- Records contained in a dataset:
-=-=-=-=-
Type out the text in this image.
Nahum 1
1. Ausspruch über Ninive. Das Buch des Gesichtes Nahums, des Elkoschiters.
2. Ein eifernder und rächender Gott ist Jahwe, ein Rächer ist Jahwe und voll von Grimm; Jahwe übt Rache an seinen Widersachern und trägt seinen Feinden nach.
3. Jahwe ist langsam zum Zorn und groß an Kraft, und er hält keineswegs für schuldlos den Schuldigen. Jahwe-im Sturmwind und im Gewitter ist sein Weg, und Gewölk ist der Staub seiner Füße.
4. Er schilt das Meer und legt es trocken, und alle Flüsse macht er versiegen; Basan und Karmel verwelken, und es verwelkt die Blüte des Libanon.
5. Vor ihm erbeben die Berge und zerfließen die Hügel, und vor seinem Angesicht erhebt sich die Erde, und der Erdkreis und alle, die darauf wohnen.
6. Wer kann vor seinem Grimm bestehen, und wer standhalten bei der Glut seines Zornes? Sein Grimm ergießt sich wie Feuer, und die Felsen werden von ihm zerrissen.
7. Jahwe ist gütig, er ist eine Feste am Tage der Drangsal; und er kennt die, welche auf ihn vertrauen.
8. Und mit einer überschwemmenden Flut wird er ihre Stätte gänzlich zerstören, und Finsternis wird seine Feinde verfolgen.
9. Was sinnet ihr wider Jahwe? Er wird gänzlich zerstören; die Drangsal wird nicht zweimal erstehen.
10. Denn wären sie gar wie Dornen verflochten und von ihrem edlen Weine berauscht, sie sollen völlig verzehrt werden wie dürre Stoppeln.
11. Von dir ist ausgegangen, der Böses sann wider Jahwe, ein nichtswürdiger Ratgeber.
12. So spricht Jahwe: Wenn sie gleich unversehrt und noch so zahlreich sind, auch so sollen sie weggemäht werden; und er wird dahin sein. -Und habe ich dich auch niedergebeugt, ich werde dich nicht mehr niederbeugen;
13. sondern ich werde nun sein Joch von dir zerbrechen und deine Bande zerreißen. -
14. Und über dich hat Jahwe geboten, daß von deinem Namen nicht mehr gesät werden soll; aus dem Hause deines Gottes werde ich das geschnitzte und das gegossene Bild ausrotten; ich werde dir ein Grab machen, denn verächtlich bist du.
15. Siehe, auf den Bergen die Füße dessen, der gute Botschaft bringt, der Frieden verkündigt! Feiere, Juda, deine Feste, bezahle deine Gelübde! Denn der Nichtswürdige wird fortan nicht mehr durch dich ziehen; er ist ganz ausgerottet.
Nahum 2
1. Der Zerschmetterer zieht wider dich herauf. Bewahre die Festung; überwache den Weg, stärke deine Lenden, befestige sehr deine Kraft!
-=-=-=-=-
- TASK INSTRUCTIONS: Output the data above exactly, please, line for line.

- EXERCISE ANSWER:
Type out the text in this image.
Nahum 1
1. Ausspruch über Ninive. Das Buch des Gesichtes Nahums, des Elkoschiters.
2. Ein eifernder und rächender Gott ist Jahwe, ein Rächer ist Jahwe und voll von Grimm; Jahwe übt Rache an seinen Widersachern und trägt seinen Feinden nach.
3. Jahwe ist langsam zum Zorn und groß an Kraft, und er hält keineswegs für schuldlos den Schuldigen. Jahwe-im Sturmwind und im Gewitter ist sein Weg, und Gewölk ist der Staub seiner Füße.
4. Er schilt das Meer und legt es trocken, und alle Flüsse macht er versiegen; Basan und Karmel verwelken, und es verwelkt die Blüte des Libanon.
5. Vor ihm erbeben die Berge und zerfließen die Hügel, und vor seinem Angesicht erhebt sich die Erde, und der Erdkreis und alle, die darauf wohnen.
6. Wer kann vor seinem Grimm bestehen, und wer standhalten bei der Glut seines Zornes? Sein Grimm ergießt sich wie Feuer, und die Felsen werden von ihm zerrissen.
7. Jahwe ist gütig, er ist eine Feste am Tage der Drangsal; und er kennt die, welche auf ihn vertrauen.
8. Und mit einer überschwemmenden Flut wird er ihre Stätte gänzlich zerstören, und Finsternis wird seine Feinde verfolgen.
9. Was sinnet ihr wider Jahwe? Er wird gänzlich zerstören; die Drangsal wird nicht zweimal erstehen.
10. Denn wären sie gar wie Dornen verflochten und von ihrem edlen Weine berauscht, sie sollen völlig verzehrt werden wie dürre Stoppeln.
11. Von dir ist ausgegangen, der Böses sann wider Jahwe, ein nichtswürdiger Ratgeber.
12. So spricht Jahwe: Wenn sie gleich unversehrt und noch so zahlreich sind, auch so sollen sie weggemäht werden; und er wird dahin sein. -Und habe ich dich auch niedergebeugt, ich werde dich nicht mehr niederbeugen;
13. sondern ich werde nun sein Joch von dir zerbrechen und deine Bande zerreißen. -
14. Und über dich hat Jahwe geboten, daß von deinem Namen nicht mehr gesät werden soll; aus dem Hause deines Gottes werde ich das geschnitzte und das gegossene Bild ausrotten; ich werde dir ein Grab machen, denn verächtlich bist du.
15. Siehe, auf den Bergen die Füße dessen, der gute Botschaft bringt, der Frieden verkündigt! Feiere, Juda, deine Feste, bezahle deine Gelübde! Denn der Nichtswürdige wird fortan nicht mehr durch dich ziehen; er ist ganz ausgerottet.
Nahum 2
1. Der Zerschmetterer zieht wider dich herauf. Bewahre die Festung; überwache den Weg, stärke deine Lenden, befestige sehr deine Kraft!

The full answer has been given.